* _TEXTO DE BASE_:
------------------------
World Time: horizontal ou vertical?

Edição impressa | A diversidade de colecionadores é quase tão ampla quanto a variedade de relógios existente no mercado. A complicação de Horas do Mundo, abordada na edição de outono da Espiral do Tempo, é um bom pretexto para um breve mergulho nas opções e na variedade que o colecionismo de relógios contempla, e onde os leilões da especialidade desempenham um papel crucial.

Artigo originalmente publicado no número 64 da Espiral do Tempo (edição de outono 2018).

Poucos serão os que não contam entre o seu círculo de conhecimentos indivíduos detentores de diversos relógios, mas a quem dificilmente se pode atribuir a nobre classificação de colecionador. E apesar de também estas pessoas mergulharem frequentemente nas páginas dos catálogos publicados pelos leiloeiros especializados nas semanas que antecedem as sessões de Genebra, Londres, Nova Iorque ou Hong Kong, o uso mais aprofundado dado a estas publicações cabe hoje, indiscutivelmente, ao profissional do setor, que disputa os melhores lotes com o «verdadeiro» colecionador. E este último pode, por sua vez, ser catalogado numa série de categorias que, na sua maioria, acabam por se integrar em dois géneros distintos que refletem as coleções de relógios que detêm.
------------------------
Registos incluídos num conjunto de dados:

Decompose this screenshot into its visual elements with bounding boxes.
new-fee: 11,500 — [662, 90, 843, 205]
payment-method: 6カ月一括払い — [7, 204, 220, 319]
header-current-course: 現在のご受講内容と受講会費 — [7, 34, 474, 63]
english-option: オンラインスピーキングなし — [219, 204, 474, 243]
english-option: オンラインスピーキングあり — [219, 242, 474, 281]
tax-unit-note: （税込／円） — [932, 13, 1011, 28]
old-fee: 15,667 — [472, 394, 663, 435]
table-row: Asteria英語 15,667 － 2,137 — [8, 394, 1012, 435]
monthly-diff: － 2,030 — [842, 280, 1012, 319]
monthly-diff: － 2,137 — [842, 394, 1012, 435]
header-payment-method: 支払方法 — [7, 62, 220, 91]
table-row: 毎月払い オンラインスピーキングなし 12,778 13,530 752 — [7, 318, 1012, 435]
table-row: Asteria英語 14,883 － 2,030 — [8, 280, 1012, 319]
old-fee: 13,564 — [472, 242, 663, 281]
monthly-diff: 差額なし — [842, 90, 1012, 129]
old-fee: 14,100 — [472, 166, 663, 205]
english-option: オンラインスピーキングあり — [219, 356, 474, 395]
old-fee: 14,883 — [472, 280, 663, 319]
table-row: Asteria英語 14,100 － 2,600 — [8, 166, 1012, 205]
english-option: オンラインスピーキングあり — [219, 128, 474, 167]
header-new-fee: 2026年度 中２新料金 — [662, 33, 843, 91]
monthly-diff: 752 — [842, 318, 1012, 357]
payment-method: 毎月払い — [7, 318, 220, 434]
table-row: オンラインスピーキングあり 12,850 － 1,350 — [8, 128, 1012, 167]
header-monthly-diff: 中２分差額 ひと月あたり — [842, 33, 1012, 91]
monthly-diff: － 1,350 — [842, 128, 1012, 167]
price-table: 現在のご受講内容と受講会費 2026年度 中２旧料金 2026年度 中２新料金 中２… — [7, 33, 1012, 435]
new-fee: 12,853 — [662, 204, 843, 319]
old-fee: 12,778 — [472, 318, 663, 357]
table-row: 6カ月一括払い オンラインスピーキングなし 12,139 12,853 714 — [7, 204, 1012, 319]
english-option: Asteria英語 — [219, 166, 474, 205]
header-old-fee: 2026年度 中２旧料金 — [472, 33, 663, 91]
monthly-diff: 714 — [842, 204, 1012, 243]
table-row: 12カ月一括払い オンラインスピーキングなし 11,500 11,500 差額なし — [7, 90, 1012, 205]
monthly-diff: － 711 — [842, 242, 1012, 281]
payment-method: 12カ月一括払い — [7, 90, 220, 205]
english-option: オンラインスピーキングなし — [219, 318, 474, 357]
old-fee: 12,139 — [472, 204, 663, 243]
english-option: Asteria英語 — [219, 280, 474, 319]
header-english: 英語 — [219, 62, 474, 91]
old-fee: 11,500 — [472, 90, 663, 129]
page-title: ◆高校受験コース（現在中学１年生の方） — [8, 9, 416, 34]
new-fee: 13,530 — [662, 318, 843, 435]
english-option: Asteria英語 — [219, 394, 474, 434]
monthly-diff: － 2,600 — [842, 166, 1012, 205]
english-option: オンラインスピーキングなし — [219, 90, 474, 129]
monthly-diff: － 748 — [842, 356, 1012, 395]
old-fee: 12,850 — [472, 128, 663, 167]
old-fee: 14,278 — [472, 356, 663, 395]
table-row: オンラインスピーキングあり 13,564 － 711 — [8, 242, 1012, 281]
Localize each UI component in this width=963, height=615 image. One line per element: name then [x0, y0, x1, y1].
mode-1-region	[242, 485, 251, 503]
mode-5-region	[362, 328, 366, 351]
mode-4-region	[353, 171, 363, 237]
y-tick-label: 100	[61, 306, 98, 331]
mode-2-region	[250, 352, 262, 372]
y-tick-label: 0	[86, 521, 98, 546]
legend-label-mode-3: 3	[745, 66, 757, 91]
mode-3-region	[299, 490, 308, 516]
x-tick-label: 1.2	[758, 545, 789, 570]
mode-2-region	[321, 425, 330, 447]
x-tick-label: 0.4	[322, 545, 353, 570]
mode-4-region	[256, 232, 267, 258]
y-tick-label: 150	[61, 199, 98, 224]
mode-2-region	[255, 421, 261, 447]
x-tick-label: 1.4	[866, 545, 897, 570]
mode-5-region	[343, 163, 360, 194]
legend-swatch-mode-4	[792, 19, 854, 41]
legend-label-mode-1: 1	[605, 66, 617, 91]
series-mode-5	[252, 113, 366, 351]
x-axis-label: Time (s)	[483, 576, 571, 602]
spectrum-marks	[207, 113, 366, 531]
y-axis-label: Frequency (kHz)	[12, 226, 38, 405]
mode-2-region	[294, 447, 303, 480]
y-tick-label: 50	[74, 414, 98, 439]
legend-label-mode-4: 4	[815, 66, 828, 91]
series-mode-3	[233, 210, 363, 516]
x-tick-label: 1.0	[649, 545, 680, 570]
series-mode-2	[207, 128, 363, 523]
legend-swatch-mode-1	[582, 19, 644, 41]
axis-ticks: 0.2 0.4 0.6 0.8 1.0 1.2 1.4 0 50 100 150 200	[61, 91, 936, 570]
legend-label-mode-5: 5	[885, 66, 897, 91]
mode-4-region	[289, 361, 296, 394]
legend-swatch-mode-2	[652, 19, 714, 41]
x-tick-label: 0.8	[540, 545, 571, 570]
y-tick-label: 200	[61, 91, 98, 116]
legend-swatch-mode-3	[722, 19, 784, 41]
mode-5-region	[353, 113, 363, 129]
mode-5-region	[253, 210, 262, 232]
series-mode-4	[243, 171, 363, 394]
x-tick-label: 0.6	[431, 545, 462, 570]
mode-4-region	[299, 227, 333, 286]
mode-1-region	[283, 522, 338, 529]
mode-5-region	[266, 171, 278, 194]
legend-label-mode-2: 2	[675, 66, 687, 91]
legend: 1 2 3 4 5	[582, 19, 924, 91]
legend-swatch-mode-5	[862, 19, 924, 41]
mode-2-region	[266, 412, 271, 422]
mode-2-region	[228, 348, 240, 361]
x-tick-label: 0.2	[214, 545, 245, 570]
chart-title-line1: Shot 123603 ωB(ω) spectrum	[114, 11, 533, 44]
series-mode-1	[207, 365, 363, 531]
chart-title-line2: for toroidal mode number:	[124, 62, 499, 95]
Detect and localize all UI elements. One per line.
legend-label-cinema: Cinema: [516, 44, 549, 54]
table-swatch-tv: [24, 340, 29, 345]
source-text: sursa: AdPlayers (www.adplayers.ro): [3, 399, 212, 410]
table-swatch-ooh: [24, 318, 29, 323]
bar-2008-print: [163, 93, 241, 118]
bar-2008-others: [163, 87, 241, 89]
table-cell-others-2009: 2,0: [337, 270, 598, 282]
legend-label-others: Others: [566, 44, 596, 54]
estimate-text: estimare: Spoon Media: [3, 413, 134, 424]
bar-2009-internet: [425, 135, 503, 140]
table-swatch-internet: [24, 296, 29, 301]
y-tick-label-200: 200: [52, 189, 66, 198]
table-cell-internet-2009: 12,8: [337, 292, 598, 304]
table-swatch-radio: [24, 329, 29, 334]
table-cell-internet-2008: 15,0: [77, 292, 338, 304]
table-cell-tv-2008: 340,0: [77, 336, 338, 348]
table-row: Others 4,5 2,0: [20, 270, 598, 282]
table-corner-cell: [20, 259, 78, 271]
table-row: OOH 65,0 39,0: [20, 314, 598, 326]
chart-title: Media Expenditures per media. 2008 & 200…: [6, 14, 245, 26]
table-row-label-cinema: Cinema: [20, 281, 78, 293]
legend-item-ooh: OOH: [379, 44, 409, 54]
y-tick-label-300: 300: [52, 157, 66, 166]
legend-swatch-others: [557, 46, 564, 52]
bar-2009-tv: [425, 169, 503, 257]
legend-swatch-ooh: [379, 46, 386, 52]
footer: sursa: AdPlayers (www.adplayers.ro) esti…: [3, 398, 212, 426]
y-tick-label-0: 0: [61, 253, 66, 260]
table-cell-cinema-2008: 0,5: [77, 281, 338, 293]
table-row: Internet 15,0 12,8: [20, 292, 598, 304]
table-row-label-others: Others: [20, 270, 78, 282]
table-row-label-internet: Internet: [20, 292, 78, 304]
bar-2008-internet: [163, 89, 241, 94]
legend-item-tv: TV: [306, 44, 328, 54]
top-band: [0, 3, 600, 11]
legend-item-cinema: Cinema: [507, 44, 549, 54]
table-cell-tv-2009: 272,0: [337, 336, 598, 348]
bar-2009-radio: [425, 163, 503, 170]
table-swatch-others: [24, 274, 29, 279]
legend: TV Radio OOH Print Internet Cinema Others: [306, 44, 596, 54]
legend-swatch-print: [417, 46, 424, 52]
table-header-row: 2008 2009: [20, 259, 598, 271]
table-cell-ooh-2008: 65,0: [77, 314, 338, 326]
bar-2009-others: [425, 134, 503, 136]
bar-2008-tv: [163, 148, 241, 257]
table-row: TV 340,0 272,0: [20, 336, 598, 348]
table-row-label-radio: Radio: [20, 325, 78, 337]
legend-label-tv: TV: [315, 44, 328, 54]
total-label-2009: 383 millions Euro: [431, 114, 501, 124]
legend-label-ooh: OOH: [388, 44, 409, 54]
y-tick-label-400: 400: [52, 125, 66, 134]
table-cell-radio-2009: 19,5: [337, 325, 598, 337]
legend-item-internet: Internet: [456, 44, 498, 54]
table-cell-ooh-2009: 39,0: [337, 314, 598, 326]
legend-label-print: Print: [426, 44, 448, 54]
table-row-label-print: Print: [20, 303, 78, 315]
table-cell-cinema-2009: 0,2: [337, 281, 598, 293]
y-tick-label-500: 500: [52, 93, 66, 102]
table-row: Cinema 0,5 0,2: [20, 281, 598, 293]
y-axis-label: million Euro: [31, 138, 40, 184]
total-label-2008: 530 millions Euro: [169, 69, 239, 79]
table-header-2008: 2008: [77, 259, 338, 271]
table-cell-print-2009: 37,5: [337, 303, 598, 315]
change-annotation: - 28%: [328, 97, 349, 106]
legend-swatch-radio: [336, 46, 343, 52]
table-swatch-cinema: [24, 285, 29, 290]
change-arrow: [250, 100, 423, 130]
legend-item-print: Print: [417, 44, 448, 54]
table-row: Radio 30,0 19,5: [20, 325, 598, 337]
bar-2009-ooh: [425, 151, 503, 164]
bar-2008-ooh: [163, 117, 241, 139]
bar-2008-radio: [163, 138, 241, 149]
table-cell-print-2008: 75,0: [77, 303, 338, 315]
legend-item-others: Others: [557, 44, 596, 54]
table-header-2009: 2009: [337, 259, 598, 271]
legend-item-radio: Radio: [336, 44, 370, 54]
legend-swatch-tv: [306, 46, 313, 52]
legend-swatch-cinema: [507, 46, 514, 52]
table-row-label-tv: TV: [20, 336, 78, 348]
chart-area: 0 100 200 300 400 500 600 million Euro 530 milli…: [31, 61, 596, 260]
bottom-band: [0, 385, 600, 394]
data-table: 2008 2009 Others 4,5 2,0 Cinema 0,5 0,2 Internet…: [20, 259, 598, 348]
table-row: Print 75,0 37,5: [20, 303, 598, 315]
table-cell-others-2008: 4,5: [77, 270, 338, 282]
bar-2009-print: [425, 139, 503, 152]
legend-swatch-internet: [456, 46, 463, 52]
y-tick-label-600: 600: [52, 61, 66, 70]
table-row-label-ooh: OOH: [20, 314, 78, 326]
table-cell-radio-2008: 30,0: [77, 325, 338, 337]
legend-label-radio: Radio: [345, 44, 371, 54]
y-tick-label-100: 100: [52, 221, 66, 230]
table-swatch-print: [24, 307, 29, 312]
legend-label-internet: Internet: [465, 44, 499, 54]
------------------------
* _TAREFAS PROPOSTAS_:
a - Volte a escrever, sem qualquer alteração, tudo o que vai de "Edição impressa |" até "de outono 2018)." no texto sobre relógios.
b - Repita sem alterações tudo o que vai do início dos registos até à linha que contém "tax-unit-note: （税込／円） — [932, 13, 1011, 28]", esta incluída.
O texto sobre relógios e os registos são materiais independentes entre si.

* _RESULTADOS DAS TAREFAS_:
a -
Edição impressa | A diversidade de colecionadores é quase tão ampla quanto a variedade de relógios existente no mercado. A complicação de Horas do Mundo, abordada na edição de outono da Espiral do Tempo, é um bom pretexto para um breve mergulho nas opções e na variedade que o colecionismo de relógios contempla, e onde os leilões da especialidade desempenham um papel crucial.

Artigo originalmente publicado no número 64 da Espiral do Tempo (edição de outono 2018).

b -
Decompose this screenshot into its visual elements with bounding boxes.
new-fee: 11,500 — [662, 90, 843, 205]
payment-method: 6カ月一括払い — [7, 204, 220, 319]
header-current-course: 現在のご受講内容と受講会費 — [7, 34, 474, 63]
english-option: オンラインスピーキングなし — [219, 204, 474, 243]
english-option: オンラインスピーキングあり — [219, 242, 474, 281]
tax-unit-note: （税込／円） — [932, 13, 1011, 28]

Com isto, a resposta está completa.